Please output only the lines that run from the line containing "Give me a plain-text" through the end of the material below, exactly.
■ ■ ■ ■
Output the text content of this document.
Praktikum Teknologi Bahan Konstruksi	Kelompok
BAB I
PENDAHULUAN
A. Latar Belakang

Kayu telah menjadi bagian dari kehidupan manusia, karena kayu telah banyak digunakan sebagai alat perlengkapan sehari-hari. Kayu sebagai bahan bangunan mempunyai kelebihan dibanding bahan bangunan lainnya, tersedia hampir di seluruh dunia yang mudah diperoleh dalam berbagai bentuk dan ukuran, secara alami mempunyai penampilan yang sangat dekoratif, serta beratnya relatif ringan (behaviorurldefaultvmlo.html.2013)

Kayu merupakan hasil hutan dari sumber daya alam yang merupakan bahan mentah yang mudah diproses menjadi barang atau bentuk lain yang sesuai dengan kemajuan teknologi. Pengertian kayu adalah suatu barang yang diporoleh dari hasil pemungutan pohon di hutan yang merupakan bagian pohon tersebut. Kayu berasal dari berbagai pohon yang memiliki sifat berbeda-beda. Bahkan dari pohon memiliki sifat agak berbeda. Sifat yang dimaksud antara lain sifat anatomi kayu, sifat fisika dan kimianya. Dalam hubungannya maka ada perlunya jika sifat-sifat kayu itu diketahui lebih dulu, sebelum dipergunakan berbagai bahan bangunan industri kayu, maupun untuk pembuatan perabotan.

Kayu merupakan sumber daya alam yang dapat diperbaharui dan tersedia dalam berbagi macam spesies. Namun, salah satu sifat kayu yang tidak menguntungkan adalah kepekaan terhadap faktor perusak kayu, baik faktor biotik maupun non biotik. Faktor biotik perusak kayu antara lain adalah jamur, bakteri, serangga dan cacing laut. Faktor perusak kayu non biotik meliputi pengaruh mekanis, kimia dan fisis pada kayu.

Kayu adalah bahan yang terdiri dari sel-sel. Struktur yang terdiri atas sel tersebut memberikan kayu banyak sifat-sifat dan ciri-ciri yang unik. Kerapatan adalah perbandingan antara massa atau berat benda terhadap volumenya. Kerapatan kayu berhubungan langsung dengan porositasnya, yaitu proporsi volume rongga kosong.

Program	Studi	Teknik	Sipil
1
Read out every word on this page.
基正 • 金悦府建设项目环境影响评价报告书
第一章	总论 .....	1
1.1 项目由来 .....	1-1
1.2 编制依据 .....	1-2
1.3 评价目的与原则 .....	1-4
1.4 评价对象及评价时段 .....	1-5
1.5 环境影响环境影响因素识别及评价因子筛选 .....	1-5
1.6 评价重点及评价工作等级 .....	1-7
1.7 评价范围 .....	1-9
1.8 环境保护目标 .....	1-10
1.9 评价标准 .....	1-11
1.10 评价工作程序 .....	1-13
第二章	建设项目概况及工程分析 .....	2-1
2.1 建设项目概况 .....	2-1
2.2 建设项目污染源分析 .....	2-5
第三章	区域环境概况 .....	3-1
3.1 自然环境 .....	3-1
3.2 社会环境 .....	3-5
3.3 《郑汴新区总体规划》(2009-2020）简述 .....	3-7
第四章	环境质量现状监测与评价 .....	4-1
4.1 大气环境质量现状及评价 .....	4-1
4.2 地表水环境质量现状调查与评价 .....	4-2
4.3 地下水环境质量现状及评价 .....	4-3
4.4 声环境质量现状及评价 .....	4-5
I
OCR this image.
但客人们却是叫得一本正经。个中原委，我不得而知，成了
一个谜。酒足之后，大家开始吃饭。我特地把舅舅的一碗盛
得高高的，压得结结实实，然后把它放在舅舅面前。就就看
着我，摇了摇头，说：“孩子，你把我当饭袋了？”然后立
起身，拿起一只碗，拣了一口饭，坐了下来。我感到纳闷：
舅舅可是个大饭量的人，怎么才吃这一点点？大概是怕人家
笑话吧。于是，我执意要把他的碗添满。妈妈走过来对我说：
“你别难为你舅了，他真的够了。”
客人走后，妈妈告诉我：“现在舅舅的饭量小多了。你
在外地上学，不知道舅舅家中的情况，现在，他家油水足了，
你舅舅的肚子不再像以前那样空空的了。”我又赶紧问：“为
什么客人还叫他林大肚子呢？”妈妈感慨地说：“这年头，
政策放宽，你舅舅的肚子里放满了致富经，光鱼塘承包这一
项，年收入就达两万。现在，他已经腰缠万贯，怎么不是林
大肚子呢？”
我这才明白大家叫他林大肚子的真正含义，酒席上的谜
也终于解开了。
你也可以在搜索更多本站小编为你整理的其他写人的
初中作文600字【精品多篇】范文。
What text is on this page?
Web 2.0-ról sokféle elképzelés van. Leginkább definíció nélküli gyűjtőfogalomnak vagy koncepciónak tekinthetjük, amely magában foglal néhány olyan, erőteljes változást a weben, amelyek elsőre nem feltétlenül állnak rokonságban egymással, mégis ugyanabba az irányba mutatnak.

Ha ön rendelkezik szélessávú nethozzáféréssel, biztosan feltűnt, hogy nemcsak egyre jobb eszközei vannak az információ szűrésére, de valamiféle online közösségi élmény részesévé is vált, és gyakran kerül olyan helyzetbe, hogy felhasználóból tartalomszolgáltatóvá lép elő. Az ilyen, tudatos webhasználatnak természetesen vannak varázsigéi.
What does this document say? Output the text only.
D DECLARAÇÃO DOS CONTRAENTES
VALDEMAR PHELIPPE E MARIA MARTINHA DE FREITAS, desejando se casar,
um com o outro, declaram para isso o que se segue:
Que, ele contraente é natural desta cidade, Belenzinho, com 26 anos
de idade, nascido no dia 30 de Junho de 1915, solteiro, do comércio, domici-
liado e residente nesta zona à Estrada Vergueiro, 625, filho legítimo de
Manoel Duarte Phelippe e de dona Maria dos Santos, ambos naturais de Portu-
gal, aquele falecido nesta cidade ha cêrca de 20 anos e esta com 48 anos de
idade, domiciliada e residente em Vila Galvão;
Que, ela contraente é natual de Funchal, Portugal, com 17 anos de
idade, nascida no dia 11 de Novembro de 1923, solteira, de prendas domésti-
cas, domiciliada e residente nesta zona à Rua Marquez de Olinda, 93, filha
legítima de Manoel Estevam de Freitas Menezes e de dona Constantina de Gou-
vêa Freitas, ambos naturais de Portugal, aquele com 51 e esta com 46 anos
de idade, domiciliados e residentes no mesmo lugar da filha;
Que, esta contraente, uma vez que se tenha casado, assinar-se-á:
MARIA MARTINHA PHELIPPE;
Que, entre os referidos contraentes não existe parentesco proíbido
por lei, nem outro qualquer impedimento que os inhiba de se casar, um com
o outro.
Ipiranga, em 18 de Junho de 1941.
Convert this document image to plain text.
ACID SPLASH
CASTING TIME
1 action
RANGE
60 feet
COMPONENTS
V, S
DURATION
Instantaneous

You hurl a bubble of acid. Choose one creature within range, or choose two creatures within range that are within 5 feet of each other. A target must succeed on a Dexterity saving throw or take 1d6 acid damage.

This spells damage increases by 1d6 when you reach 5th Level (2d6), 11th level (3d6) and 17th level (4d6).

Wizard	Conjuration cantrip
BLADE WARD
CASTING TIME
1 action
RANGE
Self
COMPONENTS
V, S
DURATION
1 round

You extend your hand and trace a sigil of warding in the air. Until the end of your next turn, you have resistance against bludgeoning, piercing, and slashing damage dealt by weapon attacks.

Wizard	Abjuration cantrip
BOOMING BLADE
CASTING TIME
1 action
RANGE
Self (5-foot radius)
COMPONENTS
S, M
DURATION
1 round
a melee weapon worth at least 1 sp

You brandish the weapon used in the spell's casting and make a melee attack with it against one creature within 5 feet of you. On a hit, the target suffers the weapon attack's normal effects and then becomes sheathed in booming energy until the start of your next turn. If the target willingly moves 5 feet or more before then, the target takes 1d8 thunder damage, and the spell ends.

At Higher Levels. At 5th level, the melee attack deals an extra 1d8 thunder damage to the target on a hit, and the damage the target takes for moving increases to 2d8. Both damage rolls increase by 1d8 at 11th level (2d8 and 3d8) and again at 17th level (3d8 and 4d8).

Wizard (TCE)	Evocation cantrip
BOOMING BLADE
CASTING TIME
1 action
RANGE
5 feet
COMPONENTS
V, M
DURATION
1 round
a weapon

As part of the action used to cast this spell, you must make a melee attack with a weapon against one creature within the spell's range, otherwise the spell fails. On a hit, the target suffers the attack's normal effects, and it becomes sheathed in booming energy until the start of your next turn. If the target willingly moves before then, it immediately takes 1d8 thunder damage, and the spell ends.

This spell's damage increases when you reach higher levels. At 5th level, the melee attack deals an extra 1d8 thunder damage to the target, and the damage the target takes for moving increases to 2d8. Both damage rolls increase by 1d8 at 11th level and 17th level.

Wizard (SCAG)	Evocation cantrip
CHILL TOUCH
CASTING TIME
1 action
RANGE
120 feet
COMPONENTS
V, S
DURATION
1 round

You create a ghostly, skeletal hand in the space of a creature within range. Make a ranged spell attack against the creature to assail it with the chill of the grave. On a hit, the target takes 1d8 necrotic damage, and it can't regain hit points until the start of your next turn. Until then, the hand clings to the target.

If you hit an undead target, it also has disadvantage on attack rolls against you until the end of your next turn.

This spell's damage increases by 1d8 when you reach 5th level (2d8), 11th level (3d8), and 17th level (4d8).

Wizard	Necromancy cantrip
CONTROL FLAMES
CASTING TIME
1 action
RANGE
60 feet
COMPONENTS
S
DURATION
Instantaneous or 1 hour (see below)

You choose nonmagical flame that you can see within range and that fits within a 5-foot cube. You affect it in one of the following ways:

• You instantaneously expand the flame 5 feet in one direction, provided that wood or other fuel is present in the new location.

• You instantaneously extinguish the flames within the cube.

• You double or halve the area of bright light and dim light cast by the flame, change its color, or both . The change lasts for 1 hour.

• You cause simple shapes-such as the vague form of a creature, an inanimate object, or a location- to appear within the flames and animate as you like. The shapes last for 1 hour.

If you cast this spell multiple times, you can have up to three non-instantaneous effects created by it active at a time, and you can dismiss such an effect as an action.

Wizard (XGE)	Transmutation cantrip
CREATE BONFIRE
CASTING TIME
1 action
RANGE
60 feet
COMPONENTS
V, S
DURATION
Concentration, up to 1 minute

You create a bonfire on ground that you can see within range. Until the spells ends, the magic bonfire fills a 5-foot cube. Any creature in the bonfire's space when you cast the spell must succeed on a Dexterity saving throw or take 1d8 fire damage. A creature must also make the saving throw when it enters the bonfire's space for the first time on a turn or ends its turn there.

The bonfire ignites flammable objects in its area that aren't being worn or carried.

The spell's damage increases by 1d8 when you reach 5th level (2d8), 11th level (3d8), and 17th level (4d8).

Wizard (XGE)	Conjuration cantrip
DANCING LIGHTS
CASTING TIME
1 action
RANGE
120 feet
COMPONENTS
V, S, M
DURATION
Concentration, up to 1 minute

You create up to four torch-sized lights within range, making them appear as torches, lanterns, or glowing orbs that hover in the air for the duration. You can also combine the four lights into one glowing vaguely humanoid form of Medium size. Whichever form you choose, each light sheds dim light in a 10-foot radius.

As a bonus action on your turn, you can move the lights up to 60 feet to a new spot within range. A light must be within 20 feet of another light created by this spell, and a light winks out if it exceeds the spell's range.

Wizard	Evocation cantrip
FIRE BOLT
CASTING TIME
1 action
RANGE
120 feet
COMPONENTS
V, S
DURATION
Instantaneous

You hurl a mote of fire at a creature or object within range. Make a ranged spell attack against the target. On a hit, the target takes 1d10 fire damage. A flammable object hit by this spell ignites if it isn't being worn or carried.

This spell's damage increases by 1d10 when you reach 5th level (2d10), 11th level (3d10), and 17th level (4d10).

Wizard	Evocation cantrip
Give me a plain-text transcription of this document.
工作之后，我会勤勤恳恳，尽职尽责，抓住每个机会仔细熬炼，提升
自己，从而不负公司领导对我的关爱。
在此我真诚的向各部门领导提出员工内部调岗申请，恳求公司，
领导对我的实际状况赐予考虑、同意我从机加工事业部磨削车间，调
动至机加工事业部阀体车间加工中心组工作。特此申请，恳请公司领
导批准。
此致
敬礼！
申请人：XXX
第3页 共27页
■ ■ ■ ■
> RESULT FOR THIS TASK:
Give me a plain-text transcription of this document.
工作之后，我会勤勤恳恳，尽职尽责，抓住每个机会仔细熬炼，提升
自己，从而不负公司领导对我的关爱。
在此我真诚的向各部门领导提出员工内部调岗申请，恳求公司，
领导对我的实际状况赐予考虑、同意我从机加工事业部磨削车间，调
动至机加工事业部阀体车间加工中心组工作。特此申请，恳请公司领
导批准。
此致
敬礼！
申请人：XXX
第3页 共27页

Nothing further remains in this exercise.